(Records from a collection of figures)

□ □ □ □ □

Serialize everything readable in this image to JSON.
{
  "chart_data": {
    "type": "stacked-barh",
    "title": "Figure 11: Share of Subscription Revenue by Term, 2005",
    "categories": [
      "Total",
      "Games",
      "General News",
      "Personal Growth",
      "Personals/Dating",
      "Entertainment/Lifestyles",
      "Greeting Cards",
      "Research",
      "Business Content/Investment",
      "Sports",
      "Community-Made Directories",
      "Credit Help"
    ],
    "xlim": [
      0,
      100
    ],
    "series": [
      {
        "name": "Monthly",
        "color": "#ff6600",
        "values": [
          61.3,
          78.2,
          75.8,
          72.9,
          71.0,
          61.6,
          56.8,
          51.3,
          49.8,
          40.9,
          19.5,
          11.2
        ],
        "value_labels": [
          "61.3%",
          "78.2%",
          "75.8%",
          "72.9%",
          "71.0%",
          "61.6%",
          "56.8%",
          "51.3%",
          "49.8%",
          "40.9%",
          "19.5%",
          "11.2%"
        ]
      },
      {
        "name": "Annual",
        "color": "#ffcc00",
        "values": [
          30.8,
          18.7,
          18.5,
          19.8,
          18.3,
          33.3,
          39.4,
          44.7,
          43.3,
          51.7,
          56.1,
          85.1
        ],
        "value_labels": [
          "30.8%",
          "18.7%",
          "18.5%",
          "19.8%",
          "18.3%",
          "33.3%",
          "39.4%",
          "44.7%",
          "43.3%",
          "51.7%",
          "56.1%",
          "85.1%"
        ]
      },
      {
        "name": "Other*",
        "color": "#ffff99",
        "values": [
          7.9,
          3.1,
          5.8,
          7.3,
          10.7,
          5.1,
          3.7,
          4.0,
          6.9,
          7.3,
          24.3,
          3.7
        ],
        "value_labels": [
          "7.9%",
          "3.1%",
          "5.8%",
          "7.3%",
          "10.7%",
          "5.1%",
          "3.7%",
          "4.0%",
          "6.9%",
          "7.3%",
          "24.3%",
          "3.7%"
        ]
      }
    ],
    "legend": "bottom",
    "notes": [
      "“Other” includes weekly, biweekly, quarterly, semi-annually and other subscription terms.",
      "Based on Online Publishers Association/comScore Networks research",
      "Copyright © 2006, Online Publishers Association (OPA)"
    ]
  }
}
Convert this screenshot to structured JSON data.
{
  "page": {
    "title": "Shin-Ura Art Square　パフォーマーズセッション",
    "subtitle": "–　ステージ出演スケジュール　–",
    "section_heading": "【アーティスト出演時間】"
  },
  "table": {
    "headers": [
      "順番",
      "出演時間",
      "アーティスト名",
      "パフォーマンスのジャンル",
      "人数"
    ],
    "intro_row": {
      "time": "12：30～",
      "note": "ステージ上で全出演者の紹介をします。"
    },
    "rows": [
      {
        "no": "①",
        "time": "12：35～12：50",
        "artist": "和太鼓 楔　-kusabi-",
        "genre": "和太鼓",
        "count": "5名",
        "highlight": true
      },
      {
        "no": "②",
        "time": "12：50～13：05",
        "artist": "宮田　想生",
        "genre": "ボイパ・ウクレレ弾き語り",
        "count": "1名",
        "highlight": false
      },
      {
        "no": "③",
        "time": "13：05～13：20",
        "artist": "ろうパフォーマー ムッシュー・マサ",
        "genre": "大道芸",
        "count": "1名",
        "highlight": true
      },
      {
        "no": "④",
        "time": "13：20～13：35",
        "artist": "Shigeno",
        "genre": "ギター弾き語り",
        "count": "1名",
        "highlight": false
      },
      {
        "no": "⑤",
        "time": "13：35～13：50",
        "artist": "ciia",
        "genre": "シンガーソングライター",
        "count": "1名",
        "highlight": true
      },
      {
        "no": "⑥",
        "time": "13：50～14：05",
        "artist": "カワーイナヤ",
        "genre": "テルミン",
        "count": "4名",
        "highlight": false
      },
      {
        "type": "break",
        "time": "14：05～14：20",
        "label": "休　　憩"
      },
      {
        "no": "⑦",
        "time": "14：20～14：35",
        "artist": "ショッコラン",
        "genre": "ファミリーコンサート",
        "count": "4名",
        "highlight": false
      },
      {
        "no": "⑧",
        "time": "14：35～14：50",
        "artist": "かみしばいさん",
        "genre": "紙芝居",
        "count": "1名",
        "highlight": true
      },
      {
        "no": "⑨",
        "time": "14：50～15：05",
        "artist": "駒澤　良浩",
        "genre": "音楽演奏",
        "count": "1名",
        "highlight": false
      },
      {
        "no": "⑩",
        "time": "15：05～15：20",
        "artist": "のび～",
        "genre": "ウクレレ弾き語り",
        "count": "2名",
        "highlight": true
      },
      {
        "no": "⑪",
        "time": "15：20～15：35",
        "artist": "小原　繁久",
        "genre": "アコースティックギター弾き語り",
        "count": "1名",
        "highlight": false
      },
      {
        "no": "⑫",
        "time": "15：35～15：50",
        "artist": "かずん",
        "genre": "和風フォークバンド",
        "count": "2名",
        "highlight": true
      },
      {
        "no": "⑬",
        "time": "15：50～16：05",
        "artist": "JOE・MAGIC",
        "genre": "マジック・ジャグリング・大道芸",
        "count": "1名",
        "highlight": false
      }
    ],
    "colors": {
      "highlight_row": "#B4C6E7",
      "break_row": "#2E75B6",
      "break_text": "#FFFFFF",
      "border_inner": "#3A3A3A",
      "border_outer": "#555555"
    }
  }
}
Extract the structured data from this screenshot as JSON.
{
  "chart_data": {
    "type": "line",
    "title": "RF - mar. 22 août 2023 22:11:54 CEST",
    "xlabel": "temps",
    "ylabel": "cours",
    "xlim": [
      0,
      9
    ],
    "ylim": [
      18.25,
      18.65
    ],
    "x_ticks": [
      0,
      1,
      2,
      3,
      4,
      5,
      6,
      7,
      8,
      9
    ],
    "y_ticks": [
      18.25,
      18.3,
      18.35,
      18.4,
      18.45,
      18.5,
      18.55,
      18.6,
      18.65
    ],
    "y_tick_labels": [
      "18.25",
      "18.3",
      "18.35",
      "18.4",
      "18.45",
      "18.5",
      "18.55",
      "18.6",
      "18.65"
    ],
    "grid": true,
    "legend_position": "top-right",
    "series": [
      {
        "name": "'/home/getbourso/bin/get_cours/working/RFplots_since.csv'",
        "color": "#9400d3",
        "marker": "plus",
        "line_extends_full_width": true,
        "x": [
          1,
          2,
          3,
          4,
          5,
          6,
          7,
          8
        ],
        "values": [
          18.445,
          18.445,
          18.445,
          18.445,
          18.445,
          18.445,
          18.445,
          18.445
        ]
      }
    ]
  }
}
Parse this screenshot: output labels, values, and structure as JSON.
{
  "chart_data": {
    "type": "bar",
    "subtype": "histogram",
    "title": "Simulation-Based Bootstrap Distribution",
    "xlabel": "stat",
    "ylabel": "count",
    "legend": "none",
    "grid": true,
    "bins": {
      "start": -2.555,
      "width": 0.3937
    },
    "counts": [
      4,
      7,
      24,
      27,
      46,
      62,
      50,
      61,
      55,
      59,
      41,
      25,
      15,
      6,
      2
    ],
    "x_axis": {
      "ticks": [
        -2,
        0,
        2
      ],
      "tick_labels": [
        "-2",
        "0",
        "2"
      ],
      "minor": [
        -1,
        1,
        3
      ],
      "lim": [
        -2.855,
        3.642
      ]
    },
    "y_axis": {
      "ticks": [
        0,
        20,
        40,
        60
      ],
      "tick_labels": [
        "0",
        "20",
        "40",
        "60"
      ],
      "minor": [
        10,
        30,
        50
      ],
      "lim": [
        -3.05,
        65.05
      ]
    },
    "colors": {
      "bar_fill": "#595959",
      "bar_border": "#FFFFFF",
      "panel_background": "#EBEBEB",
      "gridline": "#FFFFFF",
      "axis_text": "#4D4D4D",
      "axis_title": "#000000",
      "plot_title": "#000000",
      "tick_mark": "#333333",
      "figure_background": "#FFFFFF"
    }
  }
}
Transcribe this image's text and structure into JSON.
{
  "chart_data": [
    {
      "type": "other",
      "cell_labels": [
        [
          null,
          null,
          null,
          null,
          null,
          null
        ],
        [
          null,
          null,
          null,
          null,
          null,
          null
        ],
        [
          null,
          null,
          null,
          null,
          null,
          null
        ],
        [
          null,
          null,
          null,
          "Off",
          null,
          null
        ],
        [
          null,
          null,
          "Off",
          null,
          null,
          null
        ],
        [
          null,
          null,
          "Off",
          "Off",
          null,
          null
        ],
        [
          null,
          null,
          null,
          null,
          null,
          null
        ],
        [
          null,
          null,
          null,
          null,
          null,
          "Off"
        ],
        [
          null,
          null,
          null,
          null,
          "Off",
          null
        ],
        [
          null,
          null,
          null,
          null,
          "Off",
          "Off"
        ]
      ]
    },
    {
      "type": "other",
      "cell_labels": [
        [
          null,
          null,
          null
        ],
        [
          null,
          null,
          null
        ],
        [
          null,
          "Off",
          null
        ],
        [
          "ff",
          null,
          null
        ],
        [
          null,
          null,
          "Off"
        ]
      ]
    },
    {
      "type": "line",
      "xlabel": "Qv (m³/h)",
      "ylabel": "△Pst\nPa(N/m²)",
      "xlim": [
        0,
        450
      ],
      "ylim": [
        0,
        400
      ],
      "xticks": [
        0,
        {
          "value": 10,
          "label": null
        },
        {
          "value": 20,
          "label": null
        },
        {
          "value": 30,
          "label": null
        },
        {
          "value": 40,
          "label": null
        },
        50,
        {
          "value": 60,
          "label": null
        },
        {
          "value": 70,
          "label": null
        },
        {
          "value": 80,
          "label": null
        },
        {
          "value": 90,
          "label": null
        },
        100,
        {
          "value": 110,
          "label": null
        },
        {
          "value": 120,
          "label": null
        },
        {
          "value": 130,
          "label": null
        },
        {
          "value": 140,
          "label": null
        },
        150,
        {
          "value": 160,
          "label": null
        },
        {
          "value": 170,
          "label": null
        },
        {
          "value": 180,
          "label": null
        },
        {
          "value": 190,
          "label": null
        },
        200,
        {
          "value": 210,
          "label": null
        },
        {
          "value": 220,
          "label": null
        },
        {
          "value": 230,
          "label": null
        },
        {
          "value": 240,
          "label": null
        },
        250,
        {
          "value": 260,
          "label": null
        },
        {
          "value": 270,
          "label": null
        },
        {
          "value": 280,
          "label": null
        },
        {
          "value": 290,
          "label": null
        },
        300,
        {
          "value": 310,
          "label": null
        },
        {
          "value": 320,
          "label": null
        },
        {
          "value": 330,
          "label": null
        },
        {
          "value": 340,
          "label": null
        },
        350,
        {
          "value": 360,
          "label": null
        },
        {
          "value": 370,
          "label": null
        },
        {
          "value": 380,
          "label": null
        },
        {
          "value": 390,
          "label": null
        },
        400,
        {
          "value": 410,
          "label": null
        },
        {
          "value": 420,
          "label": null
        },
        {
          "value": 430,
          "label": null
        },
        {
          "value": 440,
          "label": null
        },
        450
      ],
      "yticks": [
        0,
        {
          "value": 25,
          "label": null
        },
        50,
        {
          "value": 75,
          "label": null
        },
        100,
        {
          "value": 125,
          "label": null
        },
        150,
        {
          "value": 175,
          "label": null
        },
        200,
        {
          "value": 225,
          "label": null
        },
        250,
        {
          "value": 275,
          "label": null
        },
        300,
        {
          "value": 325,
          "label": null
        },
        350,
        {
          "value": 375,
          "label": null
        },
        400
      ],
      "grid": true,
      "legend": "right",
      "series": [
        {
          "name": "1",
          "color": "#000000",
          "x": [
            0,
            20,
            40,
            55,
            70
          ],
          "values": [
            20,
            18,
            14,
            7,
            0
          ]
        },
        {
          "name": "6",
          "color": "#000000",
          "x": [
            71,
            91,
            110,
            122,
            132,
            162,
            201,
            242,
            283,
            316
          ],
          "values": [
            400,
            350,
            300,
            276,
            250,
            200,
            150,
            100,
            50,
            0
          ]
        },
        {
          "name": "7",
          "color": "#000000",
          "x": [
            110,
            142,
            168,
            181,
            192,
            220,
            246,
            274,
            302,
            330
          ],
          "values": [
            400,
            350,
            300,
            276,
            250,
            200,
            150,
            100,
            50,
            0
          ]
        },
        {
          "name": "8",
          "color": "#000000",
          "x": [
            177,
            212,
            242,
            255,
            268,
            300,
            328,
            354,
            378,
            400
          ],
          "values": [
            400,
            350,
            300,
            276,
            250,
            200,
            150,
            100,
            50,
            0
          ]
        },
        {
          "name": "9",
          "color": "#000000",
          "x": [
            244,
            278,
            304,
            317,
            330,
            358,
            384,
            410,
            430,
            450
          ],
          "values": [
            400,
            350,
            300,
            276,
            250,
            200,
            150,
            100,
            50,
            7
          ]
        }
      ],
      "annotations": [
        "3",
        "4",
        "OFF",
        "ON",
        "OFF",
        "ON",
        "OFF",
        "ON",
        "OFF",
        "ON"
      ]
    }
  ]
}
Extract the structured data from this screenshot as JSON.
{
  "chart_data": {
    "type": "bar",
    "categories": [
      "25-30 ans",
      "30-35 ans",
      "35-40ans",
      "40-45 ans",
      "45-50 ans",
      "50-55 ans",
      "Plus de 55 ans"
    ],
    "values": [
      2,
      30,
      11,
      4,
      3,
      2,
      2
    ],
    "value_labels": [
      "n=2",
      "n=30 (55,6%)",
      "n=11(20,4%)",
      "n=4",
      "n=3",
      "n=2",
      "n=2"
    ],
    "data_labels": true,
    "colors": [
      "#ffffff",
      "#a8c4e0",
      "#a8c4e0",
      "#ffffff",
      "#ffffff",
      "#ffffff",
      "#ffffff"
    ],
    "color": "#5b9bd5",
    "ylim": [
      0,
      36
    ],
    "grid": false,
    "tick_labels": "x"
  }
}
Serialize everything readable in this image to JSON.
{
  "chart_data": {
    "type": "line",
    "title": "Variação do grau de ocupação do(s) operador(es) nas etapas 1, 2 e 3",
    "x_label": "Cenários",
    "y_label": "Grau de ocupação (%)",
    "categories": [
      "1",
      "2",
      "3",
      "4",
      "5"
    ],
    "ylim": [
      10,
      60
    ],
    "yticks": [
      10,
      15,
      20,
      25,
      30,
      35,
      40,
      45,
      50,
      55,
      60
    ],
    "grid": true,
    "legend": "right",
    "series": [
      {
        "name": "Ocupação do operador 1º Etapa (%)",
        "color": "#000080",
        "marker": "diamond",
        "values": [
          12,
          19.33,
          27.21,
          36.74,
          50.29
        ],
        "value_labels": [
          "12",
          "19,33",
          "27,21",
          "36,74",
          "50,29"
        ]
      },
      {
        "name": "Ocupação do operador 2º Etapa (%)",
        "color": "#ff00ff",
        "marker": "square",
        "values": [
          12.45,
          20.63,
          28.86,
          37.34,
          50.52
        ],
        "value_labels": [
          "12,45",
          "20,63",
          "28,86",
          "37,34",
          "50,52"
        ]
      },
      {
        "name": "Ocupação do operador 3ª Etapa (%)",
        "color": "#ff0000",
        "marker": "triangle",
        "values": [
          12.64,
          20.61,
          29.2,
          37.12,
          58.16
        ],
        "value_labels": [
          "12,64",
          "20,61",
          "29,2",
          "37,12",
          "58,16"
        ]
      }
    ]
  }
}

□ □ □ □ □

■ EXERCISE REQUIREMENTS ■
Select all lines with the word "ylabel" from the entries above.

■ OUTPUT ■
    "ylabel": "cours",
    "ylabel": "count",
      "ylabel": "△Pst\nPa(N/m²)",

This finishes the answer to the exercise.